%%
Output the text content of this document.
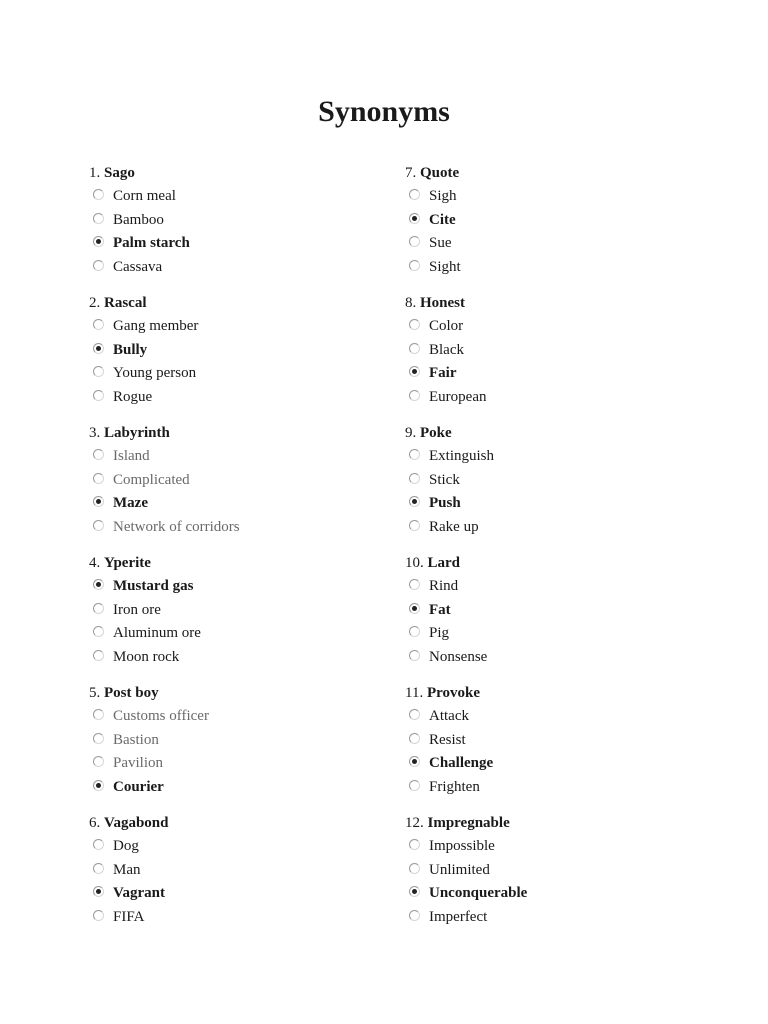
Synonyms
1. Sago
Corn meal
Bamboo
Palm starch
Cassava
2. Rascal
Gang member
Bully
Young person
Rogue
3. Labyrinth
Island
Complicated
Maze
Network of corridors
4. Yperite
Mustard gas
Iron ore
Aluminum ore
Moon rock
5. Post boy
Customs officer
Bastion
Pavilion
Courier
6. Vagabond
Dog
Man
Vagrant
FIFA
7. Quote
Sigh
Cite
Sue
Sight
8. Honest
Color
Black
Fair
European
9. Poke
Extinguish
Stick
Push
Rake up
10. Lard
Rind
Fat
Pig
Nonsense
11. Provoke
Attack
Resist
Challenge
Frighten
12. Impregnable
Impossible
Unlimited
Unconquerable
Imperfect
%%
Written instruction: A faithful copy of the records above is needed, with the pictures left out.

Reply:
Output the text content of this document.
Synonyms
1. Sago
Corn meal
Bamboo
Palm starch
Cassava
2. Rascal
Gang member
Bully
Young person
Rogue
3. Labyrinth
Island
Complicated
Maze
Network of corridors
4. Yperite
Mustard gas
Iron ore
Aluminum ore
Moon rock
5. Post boy
Customs officer
Bastion
Pavilion
Courier
6. Vagabond
Dog
Man
Vagrant
FIFA
7. Quote
Sigh
Cite
Sue
Sight
8. Honest
Color
Black
Fair
European
9. Poke
Extinguish
Stick
Push
Rake up
10. Lard
Rind
Fat
Pig
Nonsense
11. Provoke
Attack
Resist
Challenge
Frighten
12. Impregnable
Impossible
Unlimited
Unconquerable
Imperfect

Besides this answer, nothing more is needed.